— START Dataset extract —

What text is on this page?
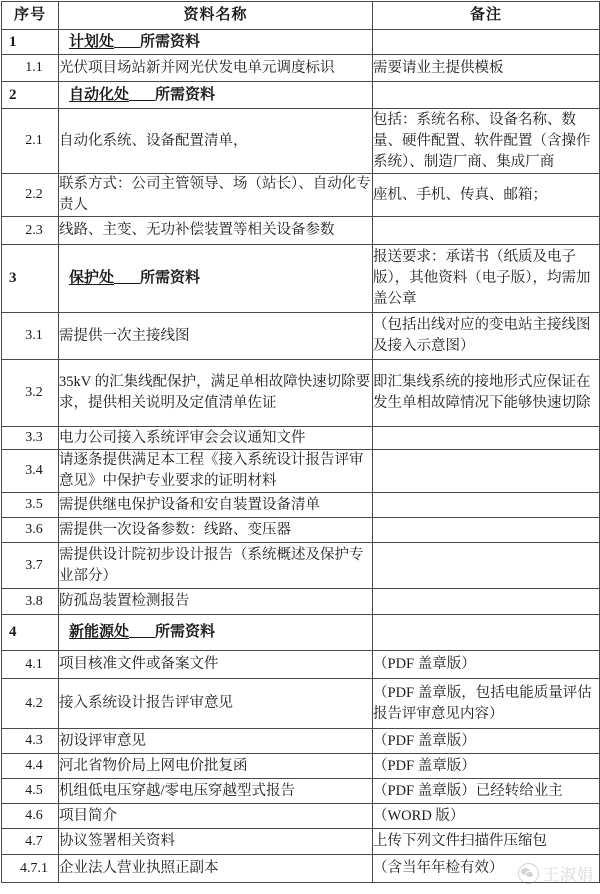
序号	资料名称	备注
1	计划处 所需资料	
1.1	光伏项目场站新并网光伏发电单元调度标识	需要请业主提供模板
2	自动化处 所需资料	
2.1	自动化系统、设备配置清单，	包括：系统名称、设备名称、数量、硬件配置、软件配置（含操作系统）、制造厂商、集成厂商
2.2	联系方式：公司主管领导、场（站长）、自动化专责人	座机、手机、传真、邮箱；
2.3	线路、主变、无功补偿装置等相关设备参数	
3	保护处 所需资料	报送要求：承诺书（纸质及电子版），其他资料（电子版），均需加盖公章
3.1	需提供一次主接线图	（包括出线对应的变电站主接线图及接入示意图）
3.2	35kV 的汇集线配保护，满足单相故障快速切除要求，提供相关说明及定值清单佐证	即汇集线系统的接地形式应保证在发生单相故障情况下能够快速切除
3.3	电力公司接入系统评审会会议通知文件	
3.4	请逐条提供满足本工程《接入系统设计报告评审意见》中保护专业要求的证明材料	
3.5	需提供继电保护设备和安自装置设备清单	
3.6	需提供一次设备参数：线路、变压器	
3.7	需提供设计院初步设计报告（系统概述及保护专业部分）	
3.8	防孤岛装置检测报告	
4	新能源处 所需资料	
4.1	项目核准文件或备案文件	（PDF 盖章版）
4.2	接入系统设计报告评审意见	（PDF 盖章版，包括电能质量评估报告评审意见内容）
4.3	初设评审意见	（PDF 盖章版）
4.4	河北省物价局上网电价批复函	（PDF 盖章版）
4.5	机组低电压穿越/零电压穿越型式报告	（PDF 盖章版）已经转给业主
4.6	项目简介	（WORD 版）
4.7	协议签署相关资料	上传下列文件扫描件压缩包
4.7.1	企业法人营业执照正副本	（含当年年检有效） 王淑娟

— END Dataset extract —

Using the entries above, return each line that includes the word "接入系统设计报告评审意见".

• _Exercise result_
3.4	请逐条提供满足本工程《接入系统设计报告评审意见》中保护专业要求的证明材料	
4.2	接入系统设计报告评审意见	（PDF 盖章版，包括电能质量评估报告评审意见内容）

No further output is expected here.